→ **Stored rows**:

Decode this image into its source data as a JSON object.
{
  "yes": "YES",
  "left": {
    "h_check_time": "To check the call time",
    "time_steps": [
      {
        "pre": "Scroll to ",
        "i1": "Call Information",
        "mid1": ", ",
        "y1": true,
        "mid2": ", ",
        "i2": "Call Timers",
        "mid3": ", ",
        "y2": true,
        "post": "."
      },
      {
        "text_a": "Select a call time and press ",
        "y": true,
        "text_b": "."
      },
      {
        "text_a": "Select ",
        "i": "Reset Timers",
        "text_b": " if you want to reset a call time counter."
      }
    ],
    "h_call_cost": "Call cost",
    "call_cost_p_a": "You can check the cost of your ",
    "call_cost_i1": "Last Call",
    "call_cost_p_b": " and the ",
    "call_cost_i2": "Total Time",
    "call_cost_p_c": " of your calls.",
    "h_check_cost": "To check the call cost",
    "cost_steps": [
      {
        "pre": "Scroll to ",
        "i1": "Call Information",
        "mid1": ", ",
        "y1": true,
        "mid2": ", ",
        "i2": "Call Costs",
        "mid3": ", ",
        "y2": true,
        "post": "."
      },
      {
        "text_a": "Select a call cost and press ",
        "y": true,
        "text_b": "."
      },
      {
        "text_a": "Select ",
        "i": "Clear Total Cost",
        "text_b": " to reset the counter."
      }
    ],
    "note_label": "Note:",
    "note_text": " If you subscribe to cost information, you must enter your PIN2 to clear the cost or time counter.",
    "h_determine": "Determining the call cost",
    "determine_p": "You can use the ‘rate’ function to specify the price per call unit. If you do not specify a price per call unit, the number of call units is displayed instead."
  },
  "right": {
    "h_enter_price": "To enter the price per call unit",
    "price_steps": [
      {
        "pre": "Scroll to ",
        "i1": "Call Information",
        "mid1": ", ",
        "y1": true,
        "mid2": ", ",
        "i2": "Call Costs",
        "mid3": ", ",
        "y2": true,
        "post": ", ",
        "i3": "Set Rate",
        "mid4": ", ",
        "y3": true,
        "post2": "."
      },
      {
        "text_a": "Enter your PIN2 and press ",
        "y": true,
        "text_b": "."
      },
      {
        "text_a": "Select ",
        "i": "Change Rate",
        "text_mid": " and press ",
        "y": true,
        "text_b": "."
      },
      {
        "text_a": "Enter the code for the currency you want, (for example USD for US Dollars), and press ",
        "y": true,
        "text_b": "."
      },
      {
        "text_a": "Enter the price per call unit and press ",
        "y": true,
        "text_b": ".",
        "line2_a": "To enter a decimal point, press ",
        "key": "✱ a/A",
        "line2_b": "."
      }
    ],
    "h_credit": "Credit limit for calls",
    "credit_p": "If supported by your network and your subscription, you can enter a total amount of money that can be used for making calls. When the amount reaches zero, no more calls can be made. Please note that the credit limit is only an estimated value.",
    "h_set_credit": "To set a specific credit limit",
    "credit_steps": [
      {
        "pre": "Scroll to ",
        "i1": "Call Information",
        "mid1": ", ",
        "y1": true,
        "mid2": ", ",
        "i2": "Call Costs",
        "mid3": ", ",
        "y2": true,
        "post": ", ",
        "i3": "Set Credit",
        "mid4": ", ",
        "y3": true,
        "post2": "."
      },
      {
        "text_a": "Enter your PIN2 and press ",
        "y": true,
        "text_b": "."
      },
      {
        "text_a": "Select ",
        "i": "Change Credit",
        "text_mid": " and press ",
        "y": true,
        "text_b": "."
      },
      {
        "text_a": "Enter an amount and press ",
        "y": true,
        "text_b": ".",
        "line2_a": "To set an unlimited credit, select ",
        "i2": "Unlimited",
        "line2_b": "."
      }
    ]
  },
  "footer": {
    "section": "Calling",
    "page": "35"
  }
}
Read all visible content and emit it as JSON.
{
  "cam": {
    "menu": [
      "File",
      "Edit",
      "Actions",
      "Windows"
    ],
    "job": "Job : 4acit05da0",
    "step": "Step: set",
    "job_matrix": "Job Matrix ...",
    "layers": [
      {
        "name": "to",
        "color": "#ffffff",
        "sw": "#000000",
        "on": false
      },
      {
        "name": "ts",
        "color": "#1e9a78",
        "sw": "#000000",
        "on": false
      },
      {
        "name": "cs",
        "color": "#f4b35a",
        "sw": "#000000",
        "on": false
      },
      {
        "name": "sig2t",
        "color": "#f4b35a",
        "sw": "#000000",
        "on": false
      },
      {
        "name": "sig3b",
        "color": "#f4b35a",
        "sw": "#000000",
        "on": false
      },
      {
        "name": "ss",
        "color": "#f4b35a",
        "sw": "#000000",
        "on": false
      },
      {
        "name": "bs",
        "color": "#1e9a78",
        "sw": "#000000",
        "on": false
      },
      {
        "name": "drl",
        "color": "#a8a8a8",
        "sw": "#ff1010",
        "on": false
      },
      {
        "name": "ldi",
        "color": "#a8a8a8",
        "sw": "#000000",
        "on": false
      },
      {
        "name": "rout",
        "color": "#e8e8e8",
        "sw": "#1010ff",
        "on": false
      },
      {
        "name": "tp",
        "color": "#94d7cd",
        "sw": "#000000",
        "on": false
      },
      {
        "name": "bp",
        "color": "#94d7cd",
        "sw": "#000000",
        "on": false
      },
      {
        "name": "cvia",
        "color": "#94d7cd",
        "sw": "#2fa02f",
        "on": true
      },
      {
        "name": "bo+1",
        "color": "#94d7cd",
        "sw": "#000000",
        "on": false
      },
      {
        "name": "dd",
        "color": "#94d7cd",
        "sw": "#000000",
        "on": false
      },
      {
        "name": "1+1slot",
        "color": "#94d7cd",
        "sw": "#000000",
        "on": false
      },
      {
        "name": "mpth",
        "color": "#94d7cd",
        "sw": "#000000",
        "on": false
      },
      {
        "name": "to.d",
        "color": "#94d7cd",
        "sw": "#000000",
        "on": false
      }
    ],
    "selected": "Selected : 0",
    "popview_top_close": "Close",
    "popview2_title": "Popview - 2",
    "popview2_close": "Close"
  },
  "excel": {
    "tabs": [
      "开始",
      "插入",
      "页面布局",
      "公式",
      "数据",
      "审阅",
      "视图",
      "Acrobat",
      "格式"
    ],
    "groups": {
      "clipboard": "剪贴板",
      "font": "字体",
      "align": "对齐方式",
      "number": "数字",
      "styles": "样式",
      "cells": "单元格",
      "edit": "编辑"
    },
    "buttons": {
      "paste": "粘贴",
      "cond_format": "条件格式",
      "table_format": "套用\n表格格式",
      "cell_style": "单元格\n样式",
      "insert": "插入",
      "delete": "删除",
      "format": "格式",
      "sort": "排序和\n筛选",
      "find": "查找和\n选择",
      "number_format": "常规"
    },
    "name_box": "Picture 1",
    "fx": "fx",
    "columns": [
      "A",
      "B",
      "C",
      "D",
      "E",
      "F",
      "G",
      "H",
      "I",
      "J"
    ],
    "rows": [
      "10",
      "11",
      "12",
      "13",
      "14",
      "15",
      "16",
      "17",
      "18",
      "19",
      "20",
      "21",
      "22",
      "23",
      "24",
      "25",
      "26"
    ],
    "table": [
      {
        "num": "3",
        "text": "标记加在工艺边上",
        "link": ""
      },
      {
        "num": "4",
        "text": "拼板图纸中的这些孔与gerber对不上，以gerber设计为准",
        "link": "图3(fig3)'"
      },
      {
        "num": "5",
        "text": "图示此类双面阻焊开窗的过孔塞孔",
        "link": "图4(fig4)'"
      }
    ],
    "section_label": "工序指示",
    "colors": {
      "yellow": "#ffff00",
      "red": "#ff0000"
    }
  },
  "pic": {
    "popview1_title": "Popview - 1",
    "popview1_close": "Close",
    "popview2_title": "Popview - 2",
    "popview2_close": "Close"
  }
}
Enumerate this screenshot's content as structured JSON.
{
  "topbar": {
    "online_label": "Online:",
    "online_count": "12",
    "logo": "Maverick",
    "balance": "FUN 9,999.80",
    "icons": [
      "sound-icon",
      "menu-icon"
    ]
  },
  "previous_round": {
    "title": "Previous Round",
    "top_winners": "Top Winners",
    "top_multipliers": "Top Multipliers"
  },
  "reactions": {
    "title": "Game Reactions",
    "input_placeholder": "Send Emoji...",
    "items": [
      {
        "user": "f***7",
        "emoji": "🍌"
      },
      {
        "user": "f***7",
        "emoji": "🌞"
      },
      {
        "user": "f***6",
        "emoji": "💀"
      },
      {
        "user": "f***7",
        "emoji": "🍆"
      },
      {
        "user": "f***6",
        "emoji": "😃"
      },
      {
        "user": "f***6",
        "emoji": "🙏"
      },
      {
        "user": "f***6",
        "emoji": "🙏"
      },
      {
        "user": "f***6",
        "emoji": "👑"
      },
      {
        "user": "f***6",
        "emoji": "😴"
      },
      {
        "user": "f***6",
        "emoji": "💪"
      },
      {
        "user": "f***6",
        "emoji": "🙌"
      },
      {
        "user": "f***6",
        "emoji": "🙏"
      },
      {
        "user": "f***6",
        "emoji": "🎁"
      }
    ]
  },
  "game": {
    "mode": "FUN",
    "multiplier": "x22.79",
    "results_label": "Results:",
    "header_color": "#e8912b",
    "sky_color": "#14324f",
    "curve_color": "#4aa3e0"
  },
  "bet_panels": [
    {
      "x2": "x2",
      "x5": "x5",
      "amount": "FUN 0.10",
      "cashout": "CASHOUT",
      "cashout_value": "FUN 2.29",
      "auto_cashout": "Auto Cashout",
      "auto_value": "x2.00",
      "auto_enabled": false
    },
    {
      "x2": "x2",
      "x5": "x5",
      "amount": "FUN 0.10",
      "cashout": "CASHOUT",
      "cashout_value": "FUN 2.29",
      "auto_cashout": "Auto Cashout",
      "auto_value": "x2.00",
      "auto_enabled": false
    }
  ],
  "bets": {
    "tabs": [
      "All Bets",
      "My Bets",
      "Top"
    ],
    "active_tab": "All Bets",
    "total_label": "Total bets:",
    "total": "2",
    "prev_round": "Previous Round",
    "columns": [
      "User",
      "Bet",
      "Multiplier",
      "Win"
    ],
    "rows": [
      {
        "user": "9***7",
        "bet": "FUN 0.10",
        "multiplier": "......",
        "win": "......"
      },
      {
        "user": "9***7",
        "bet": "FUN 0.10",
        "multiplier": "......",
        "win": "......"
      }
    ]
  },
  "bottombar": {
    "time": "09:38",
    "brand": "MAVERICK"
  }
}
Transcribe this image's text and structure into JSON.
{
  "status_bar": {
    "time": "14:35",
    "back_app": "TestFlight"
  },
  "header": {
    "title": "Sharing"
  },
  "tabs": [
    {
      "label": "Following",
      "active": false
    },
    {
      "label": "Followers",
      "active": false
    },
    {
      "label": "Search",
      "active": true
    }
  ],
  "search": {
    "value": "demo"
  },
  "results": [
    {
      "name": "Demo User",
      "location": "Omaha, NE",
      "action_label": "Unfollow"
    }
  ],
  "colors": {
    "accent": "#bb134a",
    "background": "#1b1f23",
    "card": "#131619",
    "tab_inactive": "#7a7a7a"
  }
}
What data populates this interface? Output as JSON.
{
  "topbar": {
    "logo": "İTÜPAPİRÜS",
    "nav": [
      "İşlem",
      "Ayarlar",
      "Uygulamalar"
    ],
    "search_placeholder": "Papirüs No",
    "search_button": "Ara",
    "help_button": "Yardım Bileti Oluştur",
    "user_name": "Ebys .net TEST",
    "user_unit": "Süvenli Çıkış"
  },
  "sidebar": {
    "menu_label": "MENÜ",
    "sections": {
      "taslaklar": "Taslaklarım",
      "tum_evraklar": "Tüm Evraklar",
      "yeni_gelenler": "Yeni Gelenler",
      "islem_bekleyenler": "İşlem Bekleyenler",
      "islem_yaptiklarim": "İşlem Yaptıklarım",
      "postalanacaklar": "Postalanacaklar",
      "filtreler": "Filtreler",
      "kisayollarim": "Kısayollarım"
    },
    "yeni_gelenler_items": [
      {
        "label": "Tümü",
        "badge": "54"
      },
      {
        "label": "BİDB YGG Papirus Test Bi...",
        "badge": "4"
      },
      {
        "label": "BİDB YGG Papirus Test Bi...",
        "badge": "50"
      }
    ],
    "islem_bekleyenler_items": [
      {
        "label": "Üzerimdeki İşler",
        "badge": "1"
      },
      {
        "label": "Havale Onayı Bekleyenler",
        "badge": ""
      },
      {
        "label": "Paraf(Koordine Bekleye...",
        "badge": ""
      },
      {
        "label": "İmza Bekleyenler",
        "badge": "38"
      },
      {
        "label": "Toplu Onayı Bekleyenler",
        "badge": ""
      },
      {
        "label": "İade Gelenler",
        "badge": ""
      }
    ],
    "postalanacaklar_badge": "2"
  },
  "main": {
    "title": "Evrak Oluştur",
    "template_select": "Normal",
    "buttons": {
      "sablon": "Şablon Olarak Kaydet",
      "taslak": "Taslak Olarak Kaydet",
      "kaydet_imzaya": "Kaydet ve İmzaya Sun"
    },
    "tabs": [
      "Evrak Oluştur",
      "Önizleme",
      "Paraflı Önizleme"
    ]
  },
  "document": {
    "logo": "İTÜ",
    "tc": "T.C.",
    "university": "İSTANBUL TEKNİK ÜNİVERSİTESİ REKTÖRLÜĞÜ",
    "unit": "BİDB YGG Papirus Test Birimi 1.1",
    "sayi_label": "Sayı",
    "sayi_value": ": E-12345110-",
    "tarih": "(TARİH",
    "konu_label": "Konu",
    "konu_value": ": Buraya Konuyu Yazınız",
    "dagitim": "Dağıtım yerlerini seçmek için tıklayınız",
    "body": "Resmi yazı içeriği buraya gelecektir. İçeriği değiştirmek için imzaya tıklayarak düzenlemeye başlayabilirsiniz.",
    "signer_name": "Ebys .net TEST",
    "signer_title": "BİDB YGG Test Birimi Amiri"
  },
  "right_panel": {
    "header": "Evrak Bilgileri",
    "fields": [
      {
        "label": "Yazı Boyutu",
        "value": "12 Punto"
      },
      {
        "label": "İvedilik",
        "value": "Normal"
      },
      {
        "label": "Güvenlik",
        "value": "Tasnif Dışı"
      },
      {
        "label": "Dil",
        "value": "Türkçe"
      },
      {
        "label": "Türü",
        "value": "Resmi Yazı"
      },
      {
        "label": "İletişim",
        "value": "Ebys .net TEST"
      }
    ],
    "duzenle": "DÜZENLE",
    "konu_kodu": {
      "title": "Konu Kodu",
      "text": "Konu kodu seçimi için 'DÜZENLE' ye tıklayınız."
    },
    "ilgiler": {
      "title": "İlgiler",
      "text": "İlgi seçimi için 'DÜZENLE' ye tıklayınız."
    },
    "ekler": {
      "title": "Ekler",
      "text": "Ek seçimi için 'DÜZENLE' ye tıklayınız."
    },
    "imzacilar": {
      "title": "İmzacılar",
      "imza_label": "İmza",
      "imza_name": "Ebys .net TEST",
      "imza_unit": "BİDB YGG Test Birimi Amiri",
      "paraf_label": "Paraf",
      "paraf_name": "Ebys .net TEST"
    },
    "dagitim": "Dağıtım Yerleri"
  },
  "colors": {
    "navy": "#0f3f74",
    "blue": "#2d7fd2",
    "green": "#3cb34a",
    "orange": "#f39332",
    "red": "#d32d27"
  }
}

→ **Exercise details**: Determine the number of lines where the string "Normal" occurs, and give that number only.

→ **The answer**: 2